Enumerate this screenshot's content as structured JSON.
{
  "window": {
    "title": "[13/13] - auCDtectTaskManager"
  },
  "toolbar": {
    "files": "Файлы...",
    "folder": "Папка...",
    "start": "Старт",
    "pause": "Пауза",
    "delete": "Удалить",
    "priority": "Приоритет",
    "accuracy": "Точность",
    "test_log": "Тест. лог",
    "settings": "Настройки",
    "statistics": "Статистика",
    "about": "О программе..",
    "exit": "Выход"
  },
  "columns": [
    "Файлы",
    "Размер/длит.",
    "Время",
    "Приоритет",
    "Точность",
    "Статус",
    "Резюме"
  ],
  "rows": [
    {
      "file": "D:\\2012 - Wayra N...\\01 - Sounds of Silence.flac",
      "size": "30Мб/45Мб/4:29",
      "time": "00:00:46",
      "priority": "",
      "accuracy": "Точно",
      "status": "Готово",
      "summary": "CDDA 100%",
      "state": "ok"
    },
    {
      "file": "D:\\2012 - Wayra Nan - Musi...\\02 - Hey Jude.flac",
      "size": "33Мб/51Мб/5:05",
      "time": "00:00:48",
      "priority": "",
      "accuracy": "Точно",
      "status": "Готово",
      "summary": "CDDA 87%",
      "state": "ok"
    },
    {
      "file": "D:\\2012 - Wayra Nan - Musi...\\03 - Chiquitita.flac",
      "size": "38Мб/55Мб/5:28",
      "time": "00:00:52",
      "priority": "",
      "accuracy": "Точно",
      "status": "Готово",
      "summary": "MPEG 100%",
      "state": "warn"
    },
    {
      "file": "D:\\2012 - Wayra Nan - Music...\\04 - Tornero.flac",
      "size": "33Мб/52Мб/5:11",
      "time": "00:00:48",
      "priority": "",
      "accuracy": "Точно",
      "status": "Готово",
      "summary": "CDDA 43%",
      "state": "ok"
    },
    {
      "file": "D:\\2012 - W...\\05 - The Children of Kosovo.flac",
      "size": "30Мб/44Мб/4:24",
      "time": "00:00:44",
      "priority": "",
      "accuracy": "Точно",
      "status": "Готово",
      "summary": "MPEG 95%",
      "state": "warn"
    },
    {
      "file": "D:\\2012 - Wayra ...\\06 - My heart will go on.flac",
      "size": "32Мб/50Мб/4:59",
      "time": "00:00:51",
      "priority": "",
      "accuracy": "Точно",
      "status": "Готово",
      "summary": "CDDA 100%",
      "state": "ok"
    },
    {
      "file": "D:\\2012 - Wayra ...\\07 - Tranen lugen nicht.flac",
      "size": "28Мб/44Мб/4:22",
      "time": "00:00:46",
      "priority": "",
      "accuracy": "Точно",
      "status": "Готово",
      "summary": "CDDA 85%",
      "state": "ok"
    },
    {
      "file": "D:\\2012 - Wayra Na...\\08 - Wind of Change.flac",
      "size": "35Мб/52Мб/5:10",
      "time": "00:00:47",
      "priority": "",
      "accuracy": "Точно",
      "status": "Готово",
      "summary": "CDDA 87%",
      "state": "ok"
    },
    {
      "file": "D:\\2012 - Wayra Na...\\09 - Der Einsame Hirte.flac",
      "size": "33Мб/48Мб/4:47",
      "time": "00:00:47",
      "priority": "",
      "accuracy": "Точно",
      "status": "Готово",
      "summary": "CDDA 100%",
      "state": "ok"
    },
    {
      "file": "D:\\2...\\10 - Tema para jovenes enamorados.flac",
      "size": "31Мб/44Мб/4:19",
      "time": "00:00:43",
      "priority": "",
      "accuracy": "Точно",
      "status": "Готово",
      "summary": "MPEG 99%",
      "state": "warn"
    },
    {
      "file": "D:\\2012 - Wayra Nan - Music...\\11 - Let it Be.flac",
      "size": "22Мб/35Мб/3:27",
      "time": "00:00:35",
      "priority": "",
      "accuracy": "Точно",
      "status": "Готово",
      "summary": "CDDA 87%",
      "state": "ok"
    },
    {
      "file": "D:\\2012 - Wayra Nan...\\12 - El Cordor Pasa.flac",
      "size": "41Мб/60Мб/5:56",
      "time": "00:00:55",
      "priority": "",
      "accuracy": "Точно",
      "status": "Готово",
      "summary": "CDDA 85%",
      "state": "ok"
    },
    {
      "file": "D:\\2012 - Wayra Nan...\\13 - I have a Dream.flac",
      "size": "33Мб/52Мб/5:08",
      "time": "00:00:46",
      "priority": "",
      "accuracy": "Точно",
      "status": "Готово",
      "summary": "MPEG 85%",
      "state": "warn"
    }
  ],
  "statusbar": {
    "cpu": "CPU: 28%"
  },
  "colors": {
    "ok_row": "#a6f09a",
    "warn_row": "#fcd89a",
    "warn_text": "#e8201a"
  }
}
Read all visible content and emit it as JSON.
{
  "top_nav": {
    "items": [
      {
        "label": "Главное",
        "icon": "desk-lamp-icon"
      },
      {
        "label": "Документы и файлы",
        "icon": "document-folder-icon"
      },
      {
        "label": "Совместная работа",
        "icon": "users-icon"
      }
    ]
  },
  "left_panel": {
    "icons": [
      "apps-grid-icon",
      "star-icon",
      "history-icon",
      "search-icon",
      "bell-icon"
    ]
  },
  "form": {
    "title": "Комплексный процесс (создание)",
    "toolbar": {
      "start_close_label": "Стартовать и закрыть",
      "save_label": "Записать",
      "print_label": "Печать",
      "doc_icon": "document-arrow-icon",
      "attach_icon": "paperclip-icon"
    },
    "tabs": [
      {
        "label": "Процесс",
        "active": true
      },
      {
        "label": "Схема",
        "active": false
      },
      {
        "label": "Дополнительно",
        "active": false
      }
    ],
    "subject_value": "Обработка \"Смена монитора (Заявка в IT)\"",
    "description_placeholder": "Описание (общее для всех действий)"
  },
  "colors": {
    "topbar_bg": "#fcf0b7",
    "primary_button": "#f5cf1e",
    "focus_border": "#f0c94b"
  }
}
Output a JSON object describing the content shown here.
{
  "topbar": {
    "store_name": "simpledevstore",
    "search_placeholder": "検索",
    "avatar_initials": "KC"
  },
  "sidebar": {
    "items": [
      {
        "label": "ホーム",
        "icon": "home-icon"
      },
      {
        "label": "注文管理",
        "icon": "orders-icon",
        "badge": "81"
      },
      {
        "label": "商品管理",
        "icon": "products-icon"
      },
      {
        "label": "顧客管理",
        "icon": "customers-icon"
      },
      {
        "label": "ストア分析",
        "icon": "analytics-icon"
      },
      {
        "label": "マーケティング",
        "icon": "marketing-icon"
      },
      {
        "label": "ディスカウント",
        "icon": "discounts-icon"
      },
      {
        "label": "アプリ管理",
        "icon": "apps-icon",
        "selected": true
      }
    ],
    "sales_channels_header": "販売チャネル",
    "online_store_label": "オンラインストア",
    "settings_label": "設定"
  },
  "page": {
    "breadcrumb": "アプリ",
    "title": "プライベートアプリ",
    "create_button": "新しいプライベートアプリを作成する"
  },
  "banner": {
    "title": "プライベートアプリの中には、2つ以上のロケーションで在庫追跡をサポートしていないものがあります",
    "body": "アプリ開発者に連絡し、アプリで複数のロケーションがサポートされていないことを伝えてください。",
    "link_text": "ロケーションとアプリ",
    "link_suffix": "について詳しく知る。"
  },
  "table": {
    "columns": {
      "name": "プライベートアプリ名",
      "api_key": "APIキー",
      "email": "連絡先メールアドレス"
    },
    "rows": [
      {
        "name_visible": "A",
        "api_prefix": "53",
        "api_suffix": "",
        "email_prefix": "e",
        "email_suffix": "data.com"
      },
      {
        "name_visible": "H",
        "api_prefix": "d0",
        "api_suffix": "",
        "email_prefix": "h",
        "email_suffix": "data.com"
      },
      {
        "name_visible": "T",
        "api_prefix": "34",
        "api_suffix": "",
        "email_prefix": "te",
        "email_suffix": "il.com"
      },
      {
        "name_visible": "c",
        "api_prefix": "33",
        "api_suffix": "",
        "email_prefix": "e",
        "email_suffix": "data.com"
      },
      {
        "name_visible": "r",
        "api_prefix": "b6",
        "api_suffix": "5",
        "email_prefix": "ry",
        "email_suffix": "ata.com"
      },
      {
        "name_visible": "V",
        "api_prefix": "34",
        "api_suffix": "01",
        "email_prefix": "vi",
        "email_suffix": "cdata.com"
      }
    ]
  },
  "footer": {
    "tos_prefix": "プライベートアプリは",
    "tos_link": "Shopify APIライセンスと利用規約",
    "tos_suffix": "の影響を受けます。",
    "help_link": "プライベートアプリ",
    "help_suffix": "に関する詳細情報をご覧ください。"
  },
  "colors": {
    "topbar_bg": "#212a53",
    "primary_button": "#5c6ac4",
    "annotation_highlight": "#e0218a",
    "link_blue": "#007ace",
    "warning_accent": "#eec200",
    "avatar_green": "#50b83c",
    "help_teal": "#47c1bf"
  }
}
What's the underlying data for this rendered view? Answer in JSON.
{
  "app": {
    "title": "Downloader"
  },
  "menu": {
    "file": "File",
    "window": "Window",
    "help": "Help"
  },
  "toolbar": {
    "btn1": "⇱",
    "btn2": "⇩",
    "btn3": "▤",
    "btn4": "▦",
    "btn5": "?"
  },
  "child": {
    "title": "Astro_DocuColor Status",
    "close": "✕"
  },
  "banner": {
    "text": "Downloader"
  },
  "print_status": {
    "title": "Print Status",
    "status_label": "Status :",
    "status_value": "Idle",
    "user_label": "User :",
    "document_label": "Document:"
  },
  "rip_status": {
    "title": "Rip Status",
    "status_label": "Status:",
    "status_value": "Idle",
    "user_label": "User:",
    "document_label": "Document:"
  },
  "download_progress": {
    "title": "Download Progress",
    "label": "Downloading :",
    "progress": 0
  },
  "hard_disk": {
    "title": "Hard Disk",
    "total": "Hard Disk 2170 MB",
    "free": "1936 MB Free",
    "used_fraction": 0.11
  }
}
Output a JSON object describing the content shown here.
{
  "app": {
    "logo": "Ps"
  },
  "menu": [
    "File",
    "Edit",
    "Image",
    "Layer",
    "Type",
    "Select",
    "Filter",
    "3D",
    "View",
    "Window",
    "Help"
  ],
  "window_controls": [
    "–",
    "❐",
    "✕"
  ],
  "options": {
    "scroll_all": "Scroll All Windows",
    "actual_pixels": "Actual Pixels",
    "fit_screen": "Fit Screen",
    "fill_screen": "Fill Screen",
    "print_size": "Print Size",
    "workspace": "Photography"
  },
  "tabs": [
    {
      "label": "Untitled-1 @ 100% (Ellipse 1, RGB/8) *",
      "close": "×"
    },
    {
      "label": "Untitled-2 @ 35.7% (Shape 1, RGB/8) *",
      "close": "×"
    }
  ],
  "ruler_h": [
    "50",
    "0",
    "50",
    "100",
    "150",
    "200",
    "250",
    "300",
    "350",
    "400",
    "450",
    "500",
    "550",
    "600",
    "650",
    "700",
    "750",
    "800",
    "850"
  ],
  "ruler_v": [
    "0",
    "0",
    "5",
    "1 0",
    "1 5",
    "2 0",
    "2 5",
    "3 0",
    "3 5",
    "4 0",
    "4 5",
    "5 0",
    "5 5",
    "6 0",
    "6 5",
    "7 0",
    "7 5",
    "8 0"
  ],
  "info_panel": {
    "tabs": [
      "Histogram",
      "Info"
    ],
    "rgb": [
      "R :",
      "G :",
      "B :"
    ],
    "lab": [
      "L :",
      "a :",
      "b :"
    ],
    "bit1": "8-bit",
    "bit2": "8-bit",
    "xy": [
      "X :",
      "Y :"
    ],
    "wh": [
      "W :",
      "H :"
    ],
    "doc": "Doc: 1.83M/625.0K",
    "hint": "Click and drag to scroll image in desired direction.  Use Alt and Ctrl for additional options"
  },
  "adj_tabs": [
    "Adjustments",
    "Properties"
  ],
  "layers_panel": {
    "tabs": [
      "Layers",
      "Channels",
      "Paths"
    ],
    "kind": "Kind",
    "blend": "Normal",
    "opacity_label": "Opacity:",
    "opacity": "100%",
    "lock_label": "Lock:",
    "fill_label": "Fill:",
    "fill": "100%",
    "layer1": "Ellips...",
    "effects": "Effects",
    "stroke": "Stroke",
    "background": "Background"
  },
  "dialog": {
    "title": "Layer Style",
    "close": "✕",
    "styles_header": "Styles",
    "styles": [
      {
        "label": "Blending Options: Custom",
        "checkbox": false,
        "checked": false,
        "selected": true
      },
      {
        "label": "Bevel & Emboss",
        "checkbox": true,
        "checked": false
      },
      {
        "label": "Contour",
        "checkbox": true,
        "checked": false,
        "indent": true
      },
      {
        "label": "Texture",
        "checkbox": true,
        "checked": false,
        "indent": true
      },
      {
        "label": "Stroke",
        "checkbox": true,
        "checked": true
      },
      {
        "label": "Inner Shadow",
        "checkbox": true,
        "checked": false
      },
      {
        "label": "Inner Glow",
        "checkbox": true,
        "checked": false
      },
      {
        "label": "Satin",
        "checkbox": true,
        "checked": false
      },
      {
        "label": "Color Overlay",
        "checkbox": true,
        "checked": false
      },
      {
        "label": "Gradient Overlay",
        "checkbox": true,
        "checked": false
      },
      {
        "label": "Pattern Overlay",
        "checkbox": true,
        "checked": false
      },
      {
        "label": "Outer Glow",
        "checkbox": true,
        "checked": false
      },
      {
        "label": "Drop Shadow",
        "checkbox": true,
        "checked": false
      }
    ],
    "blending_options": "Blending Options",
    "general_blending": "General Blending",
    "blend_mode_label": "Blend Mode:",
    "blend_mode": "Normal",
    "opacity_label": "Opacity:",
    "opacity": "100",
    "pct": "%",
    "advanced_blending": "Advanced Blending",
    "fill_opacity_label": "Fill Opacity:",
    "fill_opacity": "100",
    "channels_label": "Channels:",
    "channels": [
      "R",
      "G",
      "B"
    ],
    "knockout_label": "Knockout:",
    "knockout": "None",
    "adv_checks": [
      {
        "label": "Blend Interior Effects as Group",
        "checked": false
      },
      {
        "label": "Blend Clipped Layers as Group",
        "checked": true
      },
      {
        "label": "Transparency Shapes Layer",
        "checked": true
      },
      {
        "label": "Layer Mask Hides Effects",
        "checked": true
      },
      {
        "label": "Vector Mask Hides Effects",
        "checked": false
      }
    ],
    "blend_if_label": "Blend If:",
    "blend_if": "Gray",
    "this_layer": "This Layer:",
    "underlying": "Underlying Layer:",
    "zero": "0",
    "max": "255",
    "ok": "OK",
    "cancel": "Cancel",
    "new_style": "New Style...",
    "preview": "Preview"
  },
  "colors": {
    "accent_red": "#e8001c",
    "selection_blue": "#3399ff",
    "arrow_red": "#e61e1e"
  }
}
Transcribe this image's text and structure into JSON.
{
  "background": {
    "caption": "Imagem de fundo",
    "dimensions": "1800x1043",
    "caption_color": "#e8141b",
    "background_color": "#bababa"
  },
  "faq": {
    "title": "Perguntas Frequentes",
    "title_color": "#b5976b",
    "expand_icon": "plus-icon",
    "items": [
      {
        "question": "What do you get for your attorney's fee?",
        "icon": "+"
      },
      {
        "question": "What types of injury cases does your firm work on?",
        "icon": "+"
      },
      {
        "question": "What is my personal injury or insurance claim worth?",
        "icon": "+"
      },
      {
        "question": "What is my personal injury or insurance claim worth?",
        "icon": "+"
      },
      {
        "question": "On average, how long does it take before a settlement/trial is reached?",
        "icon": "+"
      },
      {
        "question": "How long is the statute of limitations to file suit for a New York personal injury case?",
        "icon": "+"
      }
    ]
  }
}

= = = = =

Find the word "does" in the records and pull out each line that has it.

**RESULT FOR THIS TASK**
        "question": "What types of injury cases does your firm work on?",
        "question": "On average, how long does it take before a settlement/trial is reached?",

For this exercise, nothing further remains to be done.